Source records:
○ ○ ○

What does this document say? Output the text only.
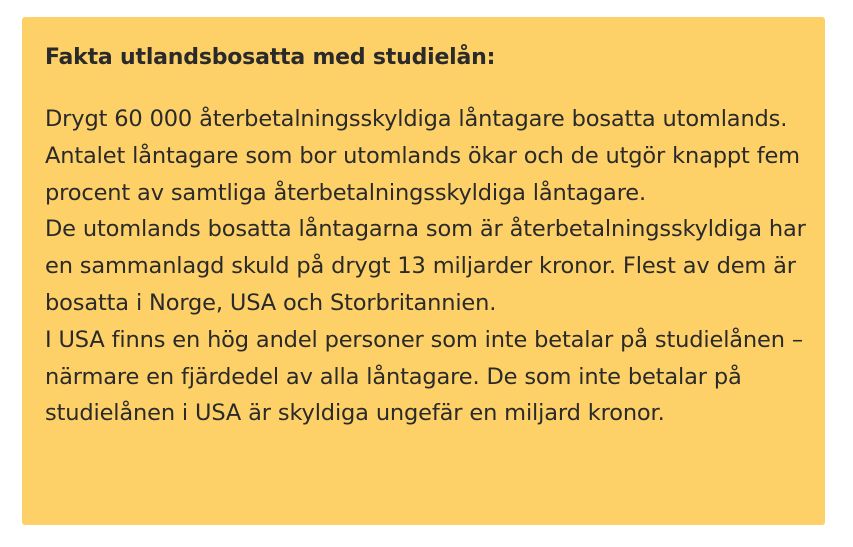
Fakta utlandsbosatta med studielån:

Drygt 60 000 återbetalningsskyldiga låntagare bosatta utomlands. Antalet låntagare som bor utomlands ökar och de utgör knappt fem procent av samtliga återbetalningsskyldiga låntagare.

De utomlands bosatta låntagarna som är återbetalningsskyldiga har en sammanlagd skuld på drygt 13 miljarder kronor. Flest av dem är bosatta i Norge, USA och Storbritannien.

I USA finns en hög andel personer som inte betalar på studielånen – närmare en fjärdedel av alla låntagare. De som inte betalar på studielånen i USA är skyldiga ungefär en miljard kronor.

○ ○ ○

Set task: Leave out every picture and copy the rest of the records exactly.

The reply:
What does this document say? Output the text only.
Fakta utlandsbosatta med studielån:

Drygt 60 000 återbetalningsskyldiga låntagare bosatta utomlands. Antalet låntagare som bor utomlands ökar och de utgör knappt fem procent av samtliga återbetalningsskyldiga låntagare.

De utomlands bosatta låntagarna som är återbetalningsskyldiga har en sammanlagd skuld på drygt 13 miljarder kronor. Flest av dem är bosatta i Norge, USA och Storbritannien.

I USA finns en hög andel personer som inte betalar på studielånen – närmare en fjärdedel av alla låntagare. De som inte betalar på studielånen i USA är skyldiga ungefär en miljard kronor.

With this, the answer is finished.